### EXTRACTED MATERIAL

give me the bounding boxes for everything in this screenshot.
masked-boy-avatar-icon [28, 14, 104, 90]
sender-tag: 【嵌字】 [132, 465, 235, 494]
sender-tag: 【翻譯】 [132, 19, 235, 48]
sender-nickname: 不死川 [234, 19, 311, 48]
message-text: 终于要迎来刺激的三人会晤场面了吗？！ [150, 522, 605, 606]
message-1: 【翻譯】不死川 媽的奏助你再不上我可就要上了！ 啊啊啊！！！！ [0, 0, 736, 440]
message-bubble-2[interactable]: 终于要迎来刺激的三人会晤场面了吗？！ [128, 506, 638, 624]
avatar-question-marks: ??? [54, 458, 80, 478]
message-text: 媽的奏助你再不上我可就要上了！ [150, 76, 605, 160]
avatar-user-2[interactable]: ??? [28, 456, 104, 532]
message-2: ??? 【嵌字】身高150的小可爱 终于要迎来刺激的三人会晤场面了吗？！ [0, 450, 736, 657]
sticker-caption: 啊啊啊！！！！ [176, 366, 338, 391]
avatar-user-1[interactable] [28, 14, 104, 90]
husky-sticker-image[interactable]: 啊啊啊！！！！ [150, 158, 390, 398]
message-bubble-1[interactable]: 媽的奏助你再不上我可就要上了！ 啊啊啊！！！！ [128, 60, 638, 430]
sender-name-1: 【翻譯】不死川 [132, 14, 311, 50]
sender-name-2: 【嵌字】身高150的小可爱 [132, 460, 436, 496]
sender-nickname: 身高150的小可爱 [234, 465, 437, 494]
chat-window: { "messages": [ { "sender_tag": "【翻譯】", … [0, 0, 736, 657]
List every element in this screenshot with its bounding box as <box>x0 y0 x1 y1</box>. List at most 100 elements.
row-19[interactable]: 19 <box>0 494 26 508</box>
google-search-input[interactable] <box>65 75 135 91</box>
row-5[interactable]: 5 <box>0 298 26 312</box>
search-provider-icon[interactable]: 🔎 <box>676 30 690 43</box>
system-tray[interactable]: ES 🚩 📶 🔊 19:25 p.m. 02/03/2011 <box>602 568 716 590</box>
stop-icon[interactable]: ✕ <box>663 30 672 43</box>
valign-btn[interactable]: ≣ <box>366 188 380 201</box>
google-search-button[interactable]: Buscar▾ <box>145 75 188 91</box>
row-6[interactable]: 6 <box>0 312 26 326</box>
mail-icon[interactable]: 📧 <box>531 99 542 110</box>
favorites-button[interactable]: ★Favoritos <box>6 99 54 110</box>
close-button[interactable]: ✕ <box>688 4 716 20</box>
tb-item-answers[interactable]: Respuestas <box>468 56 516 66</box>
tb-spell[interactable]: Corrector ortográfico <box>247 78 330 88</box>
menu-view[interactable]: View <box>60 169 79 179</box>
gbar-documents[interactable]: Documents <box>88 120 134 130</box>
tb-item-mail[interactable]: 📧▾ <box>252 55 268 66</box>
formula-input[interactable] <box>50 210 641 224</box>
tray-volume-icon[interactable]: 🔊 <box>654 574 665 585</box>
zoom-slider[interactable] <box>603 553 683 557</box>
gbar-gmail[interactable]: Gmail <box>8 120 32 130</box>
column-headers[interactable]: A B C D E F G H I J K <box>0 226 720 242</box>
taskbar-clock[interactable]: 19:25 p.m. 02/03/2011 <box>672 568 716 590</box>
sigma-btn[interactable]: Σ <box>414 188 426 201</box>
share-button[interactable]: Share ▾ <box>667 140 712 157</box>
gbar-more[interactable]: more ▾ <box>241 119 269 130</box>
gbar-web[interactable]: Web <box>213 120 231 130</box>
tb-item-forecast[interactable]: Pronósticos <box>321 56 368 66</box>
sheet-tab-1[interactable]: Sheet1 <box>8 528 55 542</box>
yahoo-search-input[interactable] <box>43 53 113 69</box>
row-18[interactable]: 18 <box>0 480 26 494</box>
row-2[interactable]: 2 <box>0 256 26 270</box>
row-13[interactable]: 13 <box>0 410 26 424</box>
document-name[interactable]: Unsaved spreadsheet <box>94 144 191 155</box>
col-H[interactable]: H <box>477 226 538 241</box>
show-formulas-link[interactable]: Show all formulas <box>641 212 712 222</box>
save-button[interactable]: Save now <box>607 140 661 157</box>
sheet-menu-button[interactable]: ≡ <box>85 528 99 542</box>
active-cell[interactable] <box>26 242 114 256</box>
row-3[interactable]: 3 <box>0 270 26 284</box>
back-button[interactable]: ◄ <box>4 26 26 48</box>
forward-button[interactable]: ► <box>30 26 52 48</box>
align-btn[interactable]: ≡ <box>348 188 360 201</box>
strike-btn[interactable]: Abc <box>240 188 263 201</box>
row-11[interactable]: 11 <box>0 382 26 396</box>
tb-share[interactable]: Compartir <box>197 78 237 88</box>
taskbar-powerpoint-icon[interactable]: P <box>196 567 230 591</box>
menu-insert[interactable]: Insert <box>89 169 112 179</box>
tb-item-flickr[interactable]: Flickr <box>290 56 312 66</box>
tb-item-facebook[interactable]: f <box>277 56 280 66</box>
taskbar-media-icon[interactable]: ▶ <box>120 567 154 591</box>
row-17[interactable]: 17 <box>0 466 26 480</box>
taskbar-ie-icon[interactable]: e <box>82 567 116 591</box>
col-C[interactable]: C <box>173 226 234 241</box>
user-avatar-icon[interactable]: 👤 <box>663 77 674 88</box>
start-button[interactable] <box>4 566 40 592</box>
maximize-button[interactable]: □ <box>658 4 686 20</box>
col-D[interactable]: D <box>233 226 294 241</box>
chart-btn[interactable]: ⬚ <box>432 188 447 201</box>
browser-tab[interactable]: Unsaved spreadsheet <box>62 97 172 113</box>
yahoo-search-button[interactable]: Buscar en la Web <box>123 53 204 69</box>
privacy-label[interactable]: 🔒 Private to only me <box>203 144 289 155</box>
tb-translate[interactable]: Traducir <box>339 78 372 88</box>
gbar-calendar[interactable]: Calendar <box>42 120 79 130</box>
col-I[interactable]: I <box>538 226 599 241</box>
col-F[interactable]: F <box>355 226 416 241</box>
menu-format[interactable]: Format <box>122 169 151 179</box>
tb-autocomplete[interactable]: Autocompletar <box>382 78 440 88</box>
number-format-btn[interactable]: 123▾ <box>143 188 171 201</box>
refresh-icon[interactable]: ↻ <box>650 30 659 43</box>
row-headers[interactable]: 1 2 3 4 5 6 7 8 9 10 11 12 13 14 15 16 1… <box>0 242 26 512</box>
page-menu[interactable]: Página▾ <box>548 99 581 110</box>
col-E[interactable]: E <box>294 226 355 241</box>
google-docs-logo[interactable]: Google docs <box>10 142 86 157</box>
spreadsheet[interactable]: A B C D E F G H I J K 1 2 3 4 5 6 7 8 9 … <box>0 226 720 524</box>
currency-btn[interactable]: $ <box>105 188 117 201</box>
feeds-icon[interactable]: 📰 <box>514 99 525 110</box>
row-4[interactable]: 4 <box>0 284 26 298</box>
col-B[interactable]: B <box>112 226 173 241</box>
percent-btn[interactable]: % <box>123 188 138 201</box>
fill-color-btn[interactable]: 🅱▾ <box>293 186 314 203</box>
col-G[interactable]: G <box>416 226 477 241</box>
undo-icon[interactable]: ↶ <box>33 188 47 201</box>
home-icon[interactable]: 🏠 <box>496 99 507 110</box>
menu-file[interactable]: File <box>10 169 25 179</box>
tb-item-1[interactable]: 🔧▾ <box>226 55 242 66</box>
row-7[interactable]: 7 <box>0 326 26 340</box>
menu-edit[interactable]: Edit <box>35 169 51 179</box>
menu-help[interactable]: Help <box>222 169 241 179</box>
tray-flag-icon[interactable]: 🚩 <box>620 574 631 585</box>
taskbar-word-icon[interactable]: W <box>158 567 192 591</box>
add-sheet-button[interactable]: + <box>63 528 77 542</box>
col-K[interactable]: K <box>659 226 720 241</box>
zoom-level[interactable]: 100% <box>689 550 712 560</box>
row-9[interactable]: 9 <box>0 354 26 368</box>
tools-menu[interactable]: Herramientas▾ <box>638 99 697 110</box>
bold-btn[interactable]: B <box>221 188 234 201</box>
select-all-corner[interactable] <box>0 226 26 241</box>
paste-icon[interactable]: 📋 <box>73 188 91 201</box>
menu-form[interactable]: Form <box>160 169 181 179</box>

######

**EXERCISE**
Copy out the items word for word, starting at their first line and ending at the line that contains "message-bubble-1[interactable]: 媽的奏助你再不上我可就要上了！ 啊啊啊！！！！".

**ANSWER**
give me the bounding boxes for everything in this screenshot.
masked-boy-avatar-icon [28, 14, 104, 90]
sender-tag: 【嵌字】 [132, 465, 235, 494]
sender-tag: 【翻譯】 [132, 19, 235, 48]
sender-nickname: 不死川 [234, 19, 311, 48]
message-text: 终于要迎来刺激的三人会晤场面了吗？！ [150, 522, 605, 606]
message-1: 【翻譯】不死川 媽的奏助你再不上我可就要上了！ 啊啊啊！！！！ [0, 0, 736, 440]
message-bubble-2[interactable]: 终于要迎来刺激的三人会晤场面了吗？！ [128, 506, 638, 624]
avatar-question-marks: ??? [54, 458, 80, 478]
message-text: 媽的奏助你再不上我可就要上了！ [150, 76, 605, 160]
avatar-user-2[interactable]: ??? [28, 456, 104, 532]
message-2: ??? 【嵌字】身高150的小可爱 终于要迎来刺激的三人会晤场面了吗？！ [0, 450, 736, 657]
sticker-caption: 啊啊啊！！！！ [176, 366, 338, 391]
avatar-user-1[interactable] [28, 14, 104, 90]
husky-sticker-image[interactable]: 啊啊啊！！！！ [150, 158, 390, 398]
message-bubble-1[interactable]: 媽的奏助你再不上我可就要上了！ 啊啊啊！！！！ [128, 60, 638, 430]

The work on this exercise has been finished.